REQUIREMENTS: Return the whole listing, keeping every character the same.

EXTRACTED ENTRIES:
• • • •
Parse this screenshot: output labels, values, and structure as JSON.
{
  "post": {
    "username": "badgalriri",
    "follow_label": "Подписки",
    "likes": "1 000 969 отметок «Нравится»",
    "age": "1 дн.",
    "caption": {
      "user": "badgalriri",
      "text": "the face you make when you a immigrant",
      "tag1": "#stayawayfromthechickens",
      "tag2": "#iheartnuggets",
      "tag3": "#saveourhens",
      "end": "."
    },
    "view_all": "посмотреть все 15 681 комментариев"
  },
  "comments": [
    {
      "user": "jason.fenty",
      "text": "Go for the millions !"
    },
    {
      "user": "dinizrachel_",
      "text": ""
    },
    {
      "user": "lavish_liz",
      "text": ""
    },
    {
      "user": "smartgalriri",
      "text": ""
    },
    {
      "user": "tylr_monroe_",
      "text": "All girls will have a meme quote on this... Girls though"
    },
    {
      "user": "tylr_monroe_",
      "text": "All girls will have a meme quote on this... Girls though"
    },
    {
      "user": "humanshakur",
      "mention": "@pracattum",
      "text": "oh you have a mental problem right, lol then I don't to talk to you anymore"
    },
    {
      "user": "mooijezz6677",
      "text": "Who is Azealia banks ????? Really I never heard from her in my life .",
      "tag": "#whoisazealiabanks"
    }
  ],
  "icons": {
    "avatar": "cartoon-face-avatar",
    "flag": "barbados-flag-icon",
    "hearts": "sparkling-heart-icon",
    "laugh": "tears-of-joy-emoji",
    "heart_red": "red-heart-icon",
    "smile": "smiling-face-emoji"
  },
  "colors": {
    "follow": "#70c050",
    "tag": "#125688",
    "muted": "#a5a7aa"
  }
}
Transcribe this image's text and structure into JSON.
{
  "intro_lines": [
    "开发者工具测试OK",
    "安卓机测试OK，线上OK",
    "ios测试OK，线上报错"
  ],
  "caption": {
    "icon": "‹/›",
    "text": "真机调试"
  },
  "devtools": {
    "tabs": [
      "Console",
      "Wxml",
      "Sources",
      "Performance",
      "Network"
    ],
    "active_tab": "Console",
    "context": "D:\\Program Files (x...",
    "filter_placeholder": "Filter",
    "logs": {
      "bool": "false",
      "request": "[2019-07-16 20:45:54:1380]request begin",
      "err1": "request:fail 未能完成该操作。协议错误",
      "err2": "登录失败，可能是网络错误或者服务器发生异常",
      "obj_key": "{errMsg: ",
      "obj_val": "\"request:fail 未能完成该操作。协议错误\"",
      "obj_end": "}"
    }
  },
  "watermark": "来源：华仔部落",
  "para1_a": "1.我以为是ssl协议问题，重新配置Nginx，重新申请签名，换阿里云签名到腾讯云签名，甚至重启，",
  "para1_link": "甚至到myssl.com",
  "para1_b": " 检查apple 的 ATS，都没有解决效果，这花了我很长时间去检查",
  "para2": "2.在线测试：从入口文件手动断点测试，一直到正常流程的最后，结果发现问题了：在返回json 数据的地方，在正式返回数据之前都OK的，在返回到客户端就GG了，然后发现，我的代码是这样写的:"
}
• • • •
RESULT OF THE EXERCISE:
Parse this screenshot: output labels, values, and structure as JSON.
{
  "post": {
    "username": "badgalriri",
    "follow_label": "Подписки",
    "likes": "1 000 969 отметок «Нравится»",
    "age": "1 дн.",
    "caption": {
      "user": "badgalriri",
      "text": "the face you make when you a immigrant",
      "tag1": "#stayawayfromthechickens",
      "tag2": "#iheartnuggets",
      "tag3": "#saveourhens",
      "end": "."
    },
    "view_all": "посмотреть все 15 681 комментариев"
  },
  "comments": [
    {
      "user": "jason.fenty",
      "text": "Go for the millions !"
    },
    {
      "user": "dinizrachel_",
      "text": ""
    },
    {
      "user": "lavish_liz",
      "text": ""
    },
    {
      "user": "smartgalriri",
      "text": ""
    },
    {
      "user": "tylr_monroe_",
      "text": "All girls will have a meme quote on this... Girls though"
    },
    {
      "user": "tylr_monroe_",
      "text": "All girls will have a meme quote on this... Girls though"
    },
    {
      "user": "humanshakur",
      "mention": "@pracattum",
      "text": "oh you have a mental problem right, lol then I don't to talk to you anymore"
    },
    {
      "user": "mooijezz6677",
      "text": "Who is Azealia banks ????? Really I never heard from her in my life .",
      "tag": "#whoisazealiabanks"
    }
  ],
  "icons": {
    "avatar": "cartoon-face-avatar",
    "flag": "barbados-flag-icon",
    "hearts": "sparkling-heart-icon",
    "laugh": "tears-of-joy-emoji",
    "heart_red": "red-heart-icon",
    "smile": "smiling-face-emoji"
  },
  "colors": {
    "follow": "#70c050",
    "tag": "#125688",
    "muted": "#a5a7aa"
  }
}
Transcribe this image's text and structure into JSON.
{
  "intro_lines": [
    "开发者工具测试OK",
    "安卓机测试OK，线上OK",
    "ios测试OK，线上报错"
  ],
  "caption": {
    "icon": "‹/›",
    "text": "真机调试"
  },
  "devtools": {
    "tabs": [
      "Console",
      "Wxml",
      "Sources",
      "Performance",
      "Network"
    ],
    "active_tab": "Console",
    "context": "D:\\Program Files (x...",
    "filter_placeholder": "Filter",
    "logs": {
      "bool": "false",
      "request": "[2019-07-16 20:45:54:1380]request begin",
      "err1": "request:fail 未能完成该操作。协议错误",
      "err2": "登录失败，可能是网络错误或者服务器发生异常",
      "obj_key": "{errMsg: ",
      "obj_val": "\"request:fail 未能完成该操作。协议错误\"",
      "obj_end": "}"
    }
  },
  "watermark": "来源：华仔部落",
  "para1_a": "1.我以为是ssl协议问题，重新配置Nginx，重新申请签名，换阿里云签名到腾讯云签名，甚至重启，",
  "para1_link": "甚至到myssl.com",
  "para1_b": " 检查apple 的 ATS，都没有解决效果，这花了我很长时间去检查",
  "para2": "2.在线测试：从入口文件手动断点测试，一直到正常流程的最后，结果发现问题了：在返回json 数据的地方，在正式返回数据之前都OK的，在返回到客户端就GG了，然后发现，我的代码是这样写的:"
}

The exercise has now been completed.